→ **BRIEF**: Copy word for word the stretch of the OLS regression text from "The analyses will" through "in the sample.".

→ **SOURCE PASSAGE**:
# All pages

# Chapter 1: Refreshing OLS regression

First, the multiple regression model for the population and its assumptions are presented in brief. The main part is a combination of some theory and exercises containing essential complexities: categorical explanatory variables, adding non-linearity, adding statistical interaction and a review of statistical tests. Those who are familiar with these topics may skip the first chapter.

# The OLS model

Multilevel analysis can be seen as an extension of ordinary least squares (OLS) regression that allows for more complex error structures. It is therefore essential to refresh basic regression skills. We will to do this by estimating and interpreting variations on a simple model for hourly wages among employees. The example has the advantage of having a continuous dependent variable and explanatory variables that will be familiar to everyone: years of education, age and gender.

The analyses will be variations of the following multiple regression model with hourly wage (Y) as the dependent variable and years of education (X_{1}), age (X_{2}), and female gender (X_{3}) as independent variables. The regression constant (intercept) and the regression coefficients are denoted by Greek letters (beta) and the residual (error) term by an ‘e’. The index ‘i’ applies to all employees (units) in the sample.

Y_{i} = β_{0} + β_{1}X_{1i} + β_{2}X_{2i} + β_{3}X_{3i} + e_{i}

The regression model for the population rests on two sets of assumptions, about the specification of the model and about the residuals. Let us quickly review these assumptions:

A model should be correctly specified:

- All relevant x-variables should be included, and irrelevant ones eliminated.
- The relationships between the x-variables and Y are linear.
- The model is additive, without statistical interaction between the x-variables.

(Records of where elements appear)
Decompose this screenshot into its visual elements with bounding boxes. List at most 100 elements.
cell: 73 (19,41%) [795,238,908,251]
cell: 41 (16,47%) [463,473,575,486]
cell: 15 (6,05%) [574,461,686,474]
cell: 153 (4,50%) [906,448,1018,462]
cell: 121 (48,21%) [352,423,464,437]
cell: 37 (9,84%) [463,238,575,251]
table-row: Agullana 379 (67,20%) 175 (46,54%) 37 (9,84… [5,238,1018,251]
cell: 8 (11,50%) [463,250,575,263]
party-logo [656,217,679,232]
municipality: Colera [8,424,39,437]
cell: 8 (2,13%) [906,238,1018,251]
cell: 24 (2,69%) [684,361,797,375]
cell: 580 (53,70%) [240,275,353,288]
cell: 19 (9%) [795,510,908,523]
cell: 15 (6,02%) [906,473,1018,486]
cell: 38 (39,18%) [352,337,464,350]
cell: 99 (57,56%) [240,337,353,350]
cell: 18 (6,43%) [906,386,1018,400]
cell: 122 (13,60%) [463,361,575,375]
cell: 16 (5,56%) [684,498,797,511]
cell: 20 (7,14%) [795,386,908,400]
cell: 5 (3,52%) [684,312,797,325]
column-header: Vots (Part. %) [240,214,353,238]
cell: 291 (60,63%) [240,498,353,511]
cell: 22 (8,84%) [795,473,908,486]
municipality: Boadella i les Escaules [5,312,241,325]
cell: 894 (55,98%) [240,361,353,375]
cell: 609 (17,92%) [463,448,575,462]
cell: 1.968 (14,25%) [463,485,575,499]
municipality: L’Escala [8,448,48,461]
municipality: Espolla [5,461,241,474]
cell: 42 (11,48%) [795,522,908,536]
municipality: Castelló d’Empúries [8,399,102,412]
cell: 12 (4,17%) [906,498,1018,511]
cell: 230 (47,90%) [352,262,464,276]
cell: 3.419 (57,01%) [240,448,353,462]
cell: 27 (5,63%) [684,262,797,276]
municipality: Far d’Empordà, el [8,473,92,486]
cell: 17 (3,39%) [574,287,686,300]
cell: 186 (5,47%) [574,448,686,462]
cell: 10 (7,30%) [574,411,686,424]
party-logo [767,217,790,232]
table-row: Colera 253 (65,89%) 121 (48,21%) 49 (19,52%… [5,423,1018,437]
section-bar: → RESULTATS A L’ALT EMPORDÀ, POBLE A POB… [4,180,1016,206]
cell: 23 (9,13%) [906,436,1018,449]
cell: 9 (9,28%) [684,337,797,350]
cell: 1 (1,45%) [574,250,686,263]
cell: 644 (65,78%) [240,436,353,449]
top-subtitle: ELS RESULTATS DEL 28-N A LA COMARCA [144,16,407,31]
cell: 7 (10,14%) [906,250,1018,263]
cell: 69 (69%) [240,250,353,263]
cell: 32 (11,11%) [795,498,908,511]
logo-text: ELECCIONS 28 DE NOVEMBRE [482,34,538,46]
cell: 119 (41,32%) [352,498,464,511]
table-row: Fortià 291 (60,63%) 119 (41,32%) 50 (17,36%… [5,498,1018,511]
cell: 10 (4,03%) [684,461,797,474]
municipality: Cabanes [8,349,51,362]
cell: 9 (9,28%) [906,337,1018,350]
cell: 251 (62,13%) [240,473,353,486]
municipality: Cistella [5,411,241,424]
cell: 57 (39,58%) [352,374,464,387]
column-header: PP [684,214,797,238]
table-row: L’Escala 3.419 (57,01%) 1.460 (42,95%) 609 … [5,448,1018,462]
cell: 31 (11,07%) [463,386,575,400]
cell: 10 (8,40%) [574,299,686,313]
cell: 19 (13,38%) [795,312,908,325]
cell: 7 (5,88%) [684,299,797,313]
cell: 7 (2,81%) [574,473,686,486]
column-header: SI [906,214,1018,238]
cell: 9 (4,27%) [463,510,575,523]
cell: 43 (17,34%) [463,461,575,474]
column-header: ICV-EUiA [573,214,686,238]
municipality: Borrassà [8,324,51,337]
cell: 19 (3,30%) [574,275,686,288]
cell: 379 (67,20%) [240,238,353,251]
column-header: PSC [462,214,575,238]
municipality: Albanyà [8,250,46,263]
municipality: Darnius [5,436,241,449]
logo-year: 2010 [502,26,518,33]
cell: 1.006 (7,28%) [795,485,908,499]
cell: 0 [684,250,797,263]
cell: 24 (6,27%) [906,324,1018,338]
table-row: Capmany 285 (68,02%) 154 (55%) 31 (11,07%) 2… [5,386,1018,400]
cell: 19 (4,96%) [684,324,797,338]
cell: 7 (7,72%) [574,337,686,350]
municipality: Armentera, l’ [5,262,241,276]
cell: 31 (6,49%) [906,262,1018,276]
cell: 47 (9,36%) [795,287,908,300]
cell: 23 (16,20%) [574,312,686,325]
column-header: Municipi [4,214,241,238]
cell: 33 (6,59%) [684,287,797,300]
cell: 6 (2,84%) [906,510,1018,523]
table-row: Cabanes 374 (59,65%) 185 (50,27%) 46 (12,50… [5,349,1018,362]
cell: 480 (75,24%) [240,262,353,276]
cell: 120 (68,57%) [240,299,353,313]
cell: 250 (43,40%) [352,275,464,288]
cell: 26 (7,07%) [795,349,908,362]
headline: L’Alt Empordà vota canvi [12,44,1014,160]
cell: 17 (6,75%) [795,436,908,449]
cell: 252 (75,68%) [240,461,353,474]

→ **TASK RESPONSE**:
The analyses will be variations of the following multiple regression model with hourly wage (Y) as the dependent variable and years of education (X_{1}), age (X_{2}), and female gender (X_{3}) as independent variables. The regression constant (intercept) and the regression coefficients are denoted by Greek letters (beta) and the residual (error) term by an ‘e’. The index ‘i’ applies to all employees (units) in the sample.